OBJECTIVE:
Find every line below that contains the word "best" and copy it out.

Dataset records:
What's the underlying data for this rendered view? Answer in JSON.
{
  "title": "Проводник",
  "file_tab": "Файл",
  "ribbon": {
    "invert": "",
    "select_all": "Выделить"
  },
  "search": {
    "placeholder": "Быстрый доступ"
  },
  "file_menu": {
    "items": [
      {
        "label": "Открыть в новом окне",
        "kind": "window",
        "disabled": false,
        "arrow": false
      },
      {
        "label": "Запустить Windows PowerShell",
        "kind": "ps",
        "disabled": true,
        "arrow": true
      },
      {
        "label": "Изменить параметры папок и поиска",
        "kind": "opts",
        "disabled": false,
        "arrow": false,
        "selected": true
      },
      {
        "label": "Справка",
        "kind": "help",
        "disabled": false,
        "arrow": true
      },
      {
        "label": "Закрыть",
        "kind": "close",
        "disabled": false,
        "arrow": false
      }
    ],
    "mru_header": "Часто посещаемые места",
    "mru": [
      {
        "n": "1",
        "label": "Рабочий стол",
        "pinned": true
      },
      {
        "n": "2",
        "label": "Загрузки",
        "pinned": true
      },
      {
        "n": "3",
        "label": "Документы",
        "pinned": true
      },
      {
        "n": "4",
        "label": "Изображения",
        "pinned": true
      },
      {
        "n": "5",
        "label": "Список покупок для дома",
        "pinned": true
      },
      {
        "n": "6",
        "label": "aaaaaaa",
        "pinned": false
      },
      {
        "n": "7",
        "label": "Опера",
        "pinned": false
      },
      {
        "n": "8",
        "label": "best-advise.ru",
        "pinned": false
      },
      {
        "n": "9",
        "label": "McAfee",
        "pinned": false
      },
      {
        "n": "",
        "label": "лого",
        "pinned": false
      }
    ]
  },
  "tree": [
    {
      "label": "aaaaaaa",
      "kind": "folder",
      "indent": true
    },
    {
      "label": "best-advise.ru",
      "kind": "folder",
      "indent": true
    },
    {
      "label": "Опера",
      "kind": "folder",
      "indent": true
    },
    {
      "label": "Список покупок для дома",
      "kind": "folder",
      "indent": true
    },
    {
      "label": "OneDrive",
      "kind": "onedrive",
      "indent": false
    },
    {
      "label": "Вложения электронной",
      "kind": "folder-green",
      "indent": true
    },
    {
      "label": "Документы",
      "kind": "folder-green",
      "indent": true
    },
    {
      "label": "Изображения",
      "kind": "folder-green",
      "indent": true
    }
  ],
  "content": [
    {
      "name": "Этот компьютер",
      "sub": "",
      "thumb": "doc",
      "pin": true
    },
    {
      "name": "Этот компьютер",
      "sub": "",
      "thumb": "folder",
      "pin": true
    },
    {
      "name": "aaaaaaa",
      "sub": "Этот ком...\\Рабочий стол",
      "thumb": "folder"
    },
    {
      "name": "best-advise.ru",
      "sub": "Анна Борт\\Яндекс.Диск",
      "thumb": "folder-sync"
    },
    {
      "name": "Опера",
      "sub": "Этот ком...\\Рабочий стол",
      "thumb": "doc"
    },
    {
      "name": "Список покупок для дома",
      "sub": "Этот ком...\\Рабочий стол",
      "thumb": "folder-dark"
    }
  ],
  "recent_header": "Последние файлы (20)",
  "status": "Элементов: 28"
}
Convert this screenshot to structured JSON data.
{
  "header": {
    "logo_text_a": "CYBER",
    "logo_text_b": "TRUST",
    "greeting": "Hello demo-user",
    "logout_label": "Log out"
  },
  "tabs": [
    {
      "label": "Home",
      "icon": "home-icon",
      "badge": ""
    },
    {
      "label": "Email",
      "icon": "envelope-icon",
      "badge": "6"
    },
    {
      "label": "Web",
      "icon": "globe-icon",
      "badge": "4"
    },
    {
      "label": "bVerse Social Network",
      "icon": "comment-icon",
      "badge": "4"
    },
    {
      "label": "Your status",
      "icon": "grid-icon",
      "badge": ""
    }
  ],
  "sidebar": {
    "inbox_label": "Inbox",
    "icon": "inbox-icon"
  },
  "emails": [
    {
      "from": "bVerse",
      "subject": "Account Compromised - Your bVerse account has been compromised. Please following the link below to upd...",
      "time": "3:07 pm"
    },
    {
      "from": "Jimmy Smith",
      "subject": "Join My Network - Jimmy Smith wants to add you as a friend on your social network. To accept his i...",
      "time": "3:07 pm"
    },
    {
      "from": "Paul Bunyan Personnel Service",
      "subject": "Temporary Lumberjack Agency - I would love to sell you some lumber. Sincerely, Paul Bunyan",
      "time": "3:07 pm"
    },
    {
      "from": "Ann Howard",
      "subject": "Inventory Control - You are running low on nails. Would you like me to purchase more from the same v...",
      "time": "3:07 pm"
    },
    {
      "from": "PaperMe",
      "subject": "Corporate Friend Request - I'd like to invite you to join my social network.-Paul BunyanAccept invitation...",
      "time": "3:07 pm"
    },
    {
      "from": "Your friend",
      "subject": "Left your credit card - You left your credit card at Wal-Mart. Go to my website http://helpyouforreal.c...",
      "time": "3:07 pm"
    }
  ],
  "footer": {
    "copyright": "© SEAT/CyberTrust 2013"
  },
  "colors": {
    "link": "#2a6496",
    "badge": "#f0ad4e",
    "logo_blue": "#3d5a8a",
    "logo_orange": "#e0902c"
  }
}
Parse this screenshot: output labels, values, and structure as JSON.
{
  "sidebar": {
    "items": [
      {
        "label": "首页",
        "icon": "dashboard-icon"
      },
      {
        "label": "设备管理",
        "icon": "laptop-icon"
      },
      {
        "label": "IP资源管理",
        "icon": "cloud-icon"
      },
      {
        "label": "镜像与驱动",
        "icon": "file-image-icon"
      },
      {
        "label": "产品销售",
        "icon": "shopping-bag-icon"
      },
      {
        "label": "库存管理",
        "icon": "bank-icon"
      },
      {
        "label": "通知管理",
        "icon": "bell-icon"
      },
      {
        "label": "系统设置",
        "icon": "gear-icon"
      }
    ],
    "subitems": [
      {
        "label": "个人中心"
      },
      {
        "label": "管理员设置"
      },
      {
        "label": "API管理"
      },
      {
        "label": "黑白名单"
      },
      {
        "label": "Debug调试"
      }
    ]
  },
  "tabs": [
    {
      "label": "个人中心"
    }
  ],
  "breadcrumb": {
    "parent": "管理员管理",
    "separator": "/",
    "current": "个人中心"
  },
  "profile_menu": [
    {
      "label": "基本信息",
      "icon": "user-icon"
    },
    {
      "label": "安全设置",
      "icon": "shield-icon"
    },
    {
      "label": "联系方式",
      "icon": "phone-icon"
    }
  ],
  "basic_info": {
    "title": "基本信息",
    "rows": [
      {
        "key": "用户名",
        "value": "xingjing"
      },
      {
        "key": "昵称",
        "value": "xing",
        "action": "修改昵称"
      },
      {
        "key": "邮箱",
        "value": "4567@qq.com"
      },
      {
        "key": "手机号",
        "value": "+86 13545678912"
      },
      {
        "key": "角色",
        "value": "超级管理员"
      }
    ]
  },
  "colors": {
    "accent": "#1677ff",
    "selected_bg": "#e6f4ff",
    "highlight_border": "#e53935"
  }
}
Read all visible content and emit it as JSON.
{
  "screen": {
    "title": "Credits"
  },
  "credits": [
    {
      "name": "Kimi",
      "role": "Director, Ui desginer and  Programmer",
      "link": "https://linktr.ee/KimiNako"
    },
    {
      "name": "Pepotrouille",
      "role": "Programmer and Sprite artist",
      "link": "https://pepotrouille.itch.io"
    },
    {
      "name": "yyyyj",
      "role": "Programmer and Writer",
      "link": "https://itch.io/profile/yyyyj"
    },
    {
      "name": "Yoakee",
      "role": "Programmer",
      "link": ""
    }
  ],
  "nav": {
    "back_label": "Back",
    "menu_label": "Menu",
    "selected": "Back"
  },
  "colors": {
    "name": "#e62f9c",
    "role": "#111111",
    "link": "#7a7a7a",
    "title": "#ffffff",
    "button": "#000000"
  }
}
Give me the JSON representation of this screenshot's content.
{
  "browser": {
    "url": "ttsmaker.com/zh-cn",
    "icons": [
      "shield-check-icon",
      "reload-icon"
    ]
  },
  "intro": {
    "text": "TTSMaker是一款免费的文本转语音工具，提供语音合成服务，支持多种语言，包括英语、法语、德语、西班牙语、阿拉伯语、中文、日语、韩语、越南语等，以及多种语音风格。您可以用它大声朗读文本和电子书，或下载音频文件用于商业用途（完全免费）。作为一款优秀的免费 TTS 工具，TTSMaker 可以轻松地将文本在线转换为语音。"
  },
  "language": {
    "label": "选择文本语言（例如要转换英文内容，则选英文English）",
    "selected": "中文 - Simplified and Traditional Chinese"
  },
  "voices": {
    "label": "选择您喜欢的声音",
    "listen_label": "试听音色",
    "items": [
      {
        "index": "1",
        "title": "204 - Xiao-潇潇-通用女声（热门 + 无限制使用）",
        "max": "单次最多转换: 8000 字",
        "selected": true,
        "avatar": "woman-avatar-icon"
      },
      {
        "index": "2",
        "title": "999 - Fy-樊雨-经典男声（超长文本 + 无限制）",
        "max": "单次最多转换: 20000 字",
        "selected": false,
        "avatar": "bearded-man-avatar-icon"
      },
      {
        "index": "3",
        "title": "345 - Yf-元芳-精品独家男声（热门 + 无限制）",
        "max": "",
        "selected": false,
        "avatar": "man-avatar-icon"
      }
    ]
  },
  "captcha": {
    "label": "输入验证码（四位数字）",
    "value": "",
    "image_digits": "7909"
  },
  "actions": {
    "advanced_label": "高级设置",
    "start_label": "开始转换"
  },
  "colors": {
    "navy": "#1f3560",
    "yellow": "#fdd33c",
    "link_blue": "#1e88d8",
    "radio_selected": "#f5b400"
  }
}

ANSWER TO THIS EXERCISE:
        "label": "best-advise.ru",
      "label": "best-advise.ru",
      "name": "best-advise.ru",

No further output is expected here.